* _GIVEN REQUEST_:
Check each line for the string "this", then give only how many lines have it.

* _RECORDS_:
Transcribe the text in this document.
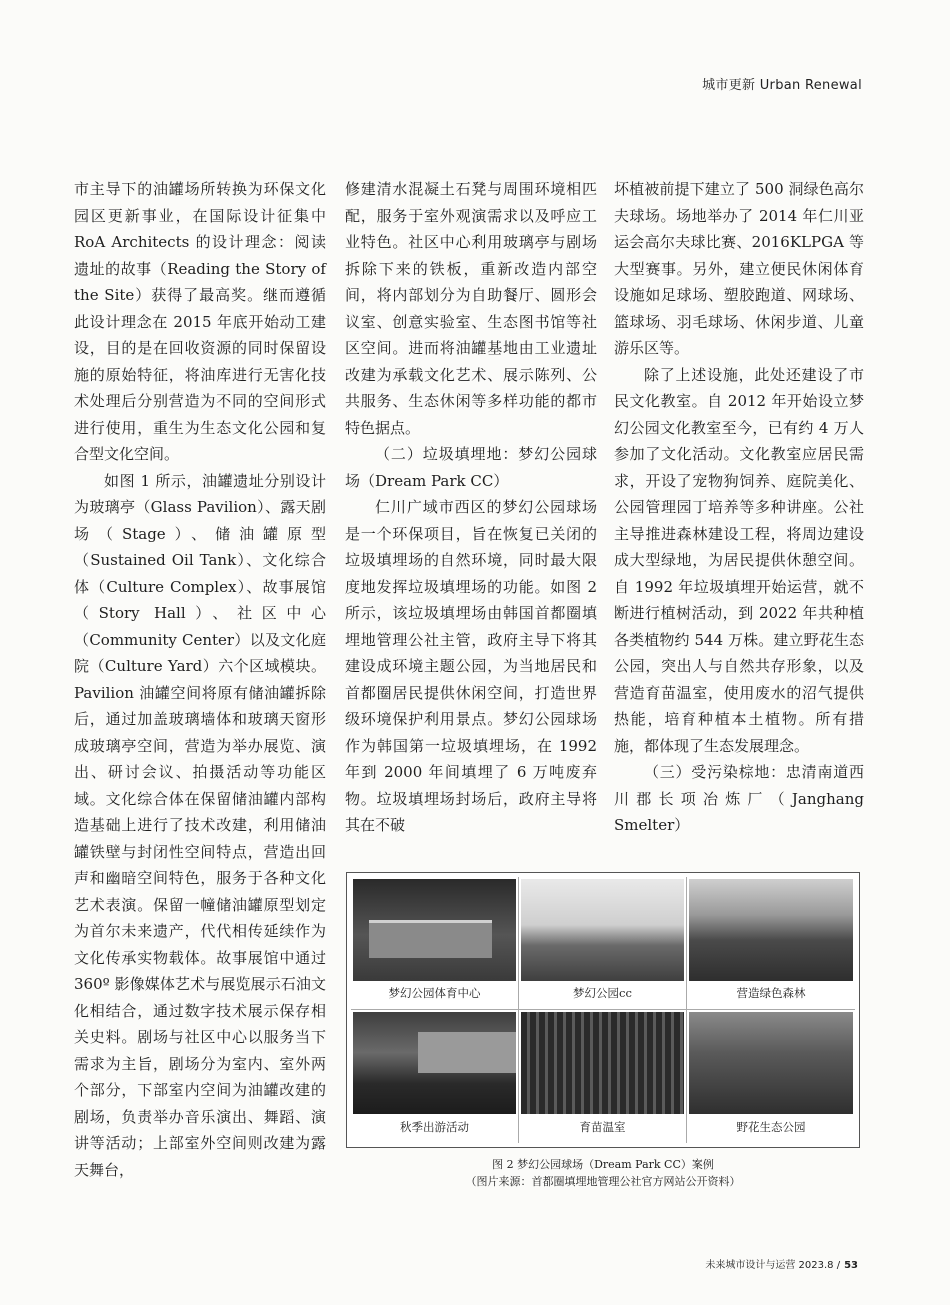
城市更新 Urban Renewal

市主导下的油罐场所转换为环保文化园区更新事业，在国际设计征集中 RoA Architects 的设计理念：阅读遗址的故事（Reading the Story of the Site）获得了最高奖。继而遵循此设计理念在 2015 年底开始动工建设，目的是在回收资源的同时保留设施的原始特征，将油库进行无害化技术处理后分别营造为不同的空间形式进行使用，重生为生态文化公园和复合型文化空间。

如图 1 所示，油罐遗址分别设计为玻璃亭（Glass Pavilion）、露天剧场（Stage）、储油罐原型（Sustained Oil Tank）、文化综合体（Culture Complex）、故事展馆（Story Hall）、社区中心（Community Center）以及文化庭院（Culture Yard）六个区域模块。Pavilion 油罐空间将原有储油罐拆除后，通过加盖玻璃墙体和玻璃天窗形成玻璃亭空间，营造为举办展览、演出、研讨会议、拍摄活动等功能区域。文化综合体在保留储油罐内部构造基础上进行了技术改建，利用储油罐铁壁与封闭性空间特点，营造出回声和幽暗空间特色，服务于各种文化艺术表演。保留一幢储油罐原型划定为首尔未来遗产，代代相传延续作为文化传承实物载体。故事展馆中通过 360º 影像媒体艺术与展览展示石油文化相结合，通过数字技术展示保存相关史料。剧场与社区中心以服务当下需求为主旨，剧场分为室内、室外两个部分，下部室内空间为油罐改建的剧场，负责举办音乐演出、舞蹈、演讲等活动；上部室外空间则改建为露天舞台，

修建清水混凝土石凳与周围环境相匹配，服务于室外观演需求以及呼应工业特色。社区中心利用玻璃亭与剧场拆除下来的铁板，重新改造内部空间，将内部划分为自助餐厅、圆形会议室、创意实验室、生态图书馆等社区空间。进而将油罐基地由工业遗址改建为承载文化艺术、展示陈列、公共服务、生态休闲等多样功能的都市特色据点。

（二）垃圾填埋地：梦幻公园球场（Dream Park CC）

仁川广域市西区的梦幻公园球场是一个环保项目，旨在恢复已关闭的垃圾填埋场的自然环境，同时最大限度地发挥垃圾填埋场的功能。如图 2 所示，该垃圾填埋场由韩国首都圈填埋地管理公社主管，政府主导下将其建设成环境主题公园，为当地居民和首都圈居民提供休闲空间，打造世界级环境保护利用景点。梦幻公园球场作为韩国第一垃圾填埋场，在 1992 年到 2000 年间填埋了 6 万吨废弃物。垃圾填埋场封场后，政府主导将其在不破

坏植被前提下建立了 500 洞绿色高尔夫球场。场地举办了 2014 年仁川亚运会高尔夫球比赛、2016KLPGA 等大型赛事。另外，建立便民休闲体育设施如足球场、塑胶跑道、网球场、篮球场、羽毛球场、休闲步道、儿童游乐区等。

除了上述设施，此处还建设了市民文化教室。自 2012 年开始设立梦幻公园文化教室至今，已有约 4 万人参加了文化活动。文化教室应居民需求，开设了宠物狗饲养、庭院美化、公园管理园丁培养等多种讲座。公社主导推进森林建设工程，将周边建设成大型绿地，为居民提供休憩空间。自 1992 年垃圾填埋开始运营，就不断进行植树活动，到 2022 年共种植各类植物约 544 万株。建立野花生态公园，突出人与自然共存形象，以及营造育苗温室，使用废水的沼气提供热能，培育种植本土植物。所有措施，都体现了生态发展理念。

（三）受污染棕地：忠清南道西川郡长项冶炼厂（Janghang Smelter）

梦幻公园体育中心	梦幻公园cc	营造绿色森林
秋季出游活动	育苗温室	野花生态公园
图 2 梦幻公园球场（Dream Park CC）案例
（图片来源：首都圈填埋地管理公社官方网站公开资料）
未来城市设计与运营 2023.8 / 53
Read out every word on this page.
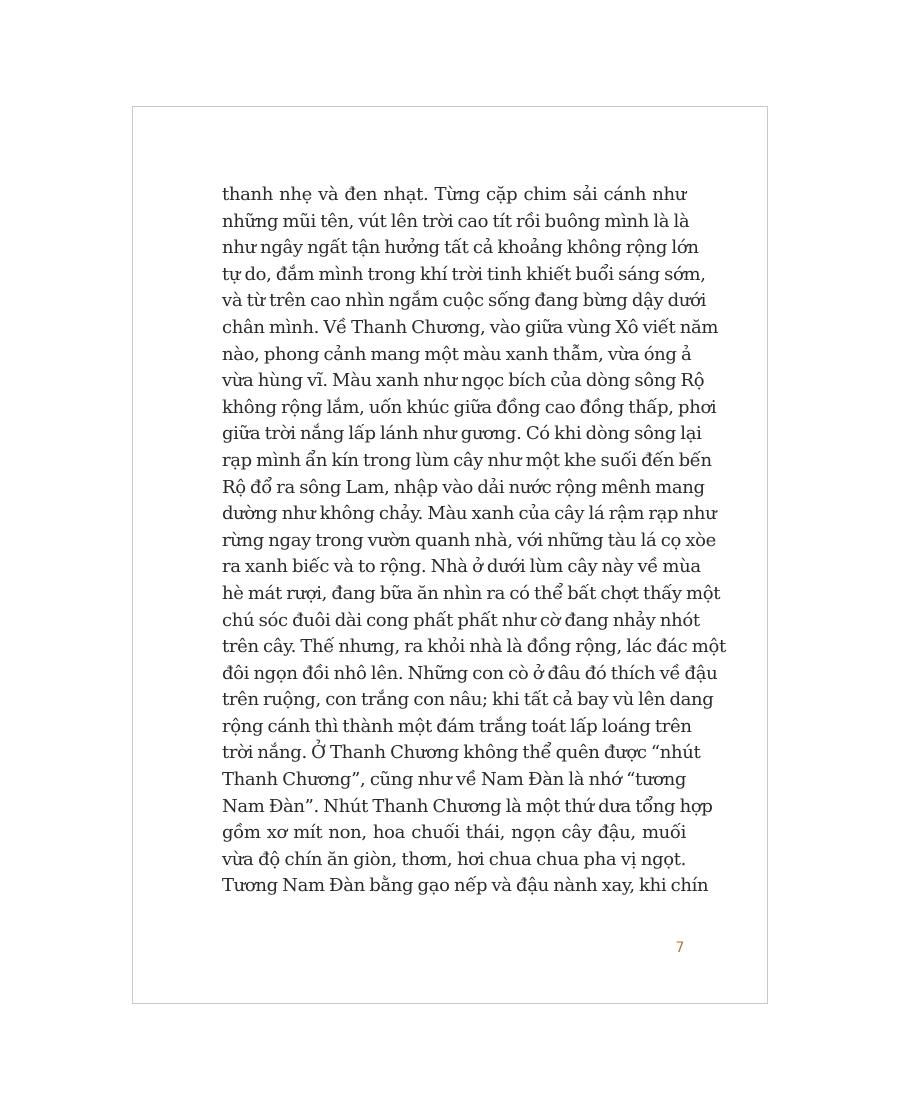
thanh nhẹ và đen nhạt. Từng cặp chim sải cánh như
những mũi tên, vút lên trời cao tít rồi buông mình là là
như ngây ngất tận hưởng tất cả khoảng không rộng lớn
tự do, đắm mình trong khí trời tinh khiết buổi sáng sớm,
và từ trên cao nhìn ngắm cuộc sống đang bừng dậy dưới
chân mình. Về Thanh Chương, vào giữa vùng Xô viết năm
nào, phong cảnh mang một màu xanh thẫm, vừa óng ả
vừa hùng vĩ. Màu xanh như ngọc bích của dòng sông Rộ
không rộng lắm, uốn khúc giữa đồng cao đồng thấp, phơi
giữa trời nắng lấp lánh như gương. Có khi dòng sông lại
rạp mình ẩn kín trong lùm cây như một khe suối đến bến
Rộ đổ ra sông Lam, nhập vào dải nước rộng mênh mang
dường như không chảy. Màu xanh của cây lá rậm rạp như
rừng ngay trong vườn quanh nhà, với những tàu lá cọ xòe
ra xanh biếc và to rộng. Nhà ở dưới lùm cây này về mùa
hè mát rượi, đang bữa ăn nhìn ra có thể bất chợt thấy một
chú sóc đuôi dài cong phất phất như cờ đang nhảy nhót
trên cây. Thế nhưng, ra khỏi nhà là đồng rộng, lác đác một
đôi ngọn đồi nhô lên. Những con cò ở đâu đó thích về đậu
trên ruộng, con trắng con nâu; khi tất cả bay vù lên dang
rộng cánh thì thành một đám trắng toát lấp loáng trên
trời nắng. Ở Thanh Chương không thể quên được “nhút
Thanh Chương”, cũng như về Nam Đàn là nhớ “tương
Nam Đàn”. Nhút Thanh Chương là một thứ dưa tổng hợp
gồm xơ mít non, hoa chuối thái, ngọn cây đậu, muối
vừa độ chín ăn giòn, thơm, hơi chua chua pha vị ngọt.
Tương Nam Đàn bằng gạo nếp và đậu nành xay, khi chín
7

* _TASK SOLUTION_:
2